* **Task prompt**
A faithful transcription of all the data is required.

Items from a dataset:

****

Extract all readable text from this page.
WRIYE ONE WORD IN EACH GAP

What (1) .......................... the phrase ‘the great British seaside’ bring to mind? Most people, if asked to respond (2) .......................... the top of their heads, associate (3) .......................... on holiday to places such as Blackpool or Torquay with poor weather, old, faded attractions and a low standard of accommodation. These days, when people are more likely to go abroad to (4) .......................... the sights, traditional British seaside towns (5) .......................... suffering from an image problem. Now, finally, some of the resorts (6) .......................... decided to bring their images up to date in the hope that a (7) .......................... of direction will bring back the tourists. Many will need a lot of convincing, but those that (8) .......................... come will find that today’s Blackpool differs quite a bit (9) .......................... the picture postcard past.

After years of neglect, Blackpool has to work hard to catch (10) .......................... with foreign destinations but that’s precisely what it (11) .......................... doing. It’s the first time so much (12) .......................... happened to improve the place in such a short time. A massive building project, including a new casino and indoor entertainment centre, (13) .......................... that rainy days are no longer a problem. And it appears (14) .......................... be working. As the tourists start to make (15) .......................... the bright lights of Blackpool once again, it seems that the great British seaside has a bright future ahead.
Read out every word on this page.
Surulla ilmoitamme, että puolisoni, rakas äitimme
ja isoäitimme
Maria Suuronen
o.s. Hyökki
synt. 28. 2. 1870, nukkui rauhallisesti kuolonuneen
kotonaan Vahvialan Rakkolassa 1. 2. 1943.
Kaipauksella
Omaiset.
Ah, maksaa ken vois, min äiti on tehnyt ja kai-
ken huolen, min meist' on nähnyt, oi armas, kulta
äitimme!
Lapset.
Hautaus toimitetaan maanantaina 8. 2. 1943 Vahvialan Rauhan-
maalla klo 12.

****

* **Output for this task**
Extract all readable text from this page.
WRIYE ONE WORD IN EACH GAP

What (1) .......................... the phrase ‘the great British seaside’ bring to mind? Most people, if asked to respond (2) .......................... the top of their heads, associate (3) .......................... on holiday to places such as Blackpool or Torquay with poor weather, old, faded attractions and a low standard of accommodation. These days, when people are more likely to go abroad to (4) .......................... the sights, traditional British seaside towns (5) .......................... suffering from an image problem. Now, finally, some of the resorts (6) .......................... decided to bring their images up to date in the hope that a (7) .......................... of direction will bring back the tourists. Many will need a lot of convincing, but those that (8) .......................... come will find that today’s Blackpool differs quite a bit (9) .......................... the picture postcard past.

After years of neglect, Blackpool has to work hard to catch (10) .......................... with foreign destinations but that’s precisely what it (11) .......................... doing. It’s the first time so much (12) .......................... happened to improve the place in such a short time. A massive building project, including a new casino and indoor entertainment centre, (13) .......................... that rainy days are no longer a problem. And it appears (14) .......................... be working. As the tourists start to make (15) .......................... the bright lights of Blackpool once again, it seems that the great British seaside has a bright future ahead.
Read out every word on this page.
Surulla ilmoitamme, että puolisoni, rakas äitimme
ja isoäitimme
Maria Suuronen
o.s. Hyökki
synt. 28. 2. 1870, nukkui rauhallisesti kuolonuneen
kotonaan Vahvialan Rakkolassa 1. 2. 1943.
Kaipauksella
Omaiset.
Ah, maksaa ken vois, min äiti on tehnyt ja kai-
ken huolen, min meist' on nähnyt, oi armas, kulta
äitimme!
Lapset.
Hautaus toimitetaan maanantaina 8. 2. 1943 Vahvialan Rauhan-
maalla klo 12.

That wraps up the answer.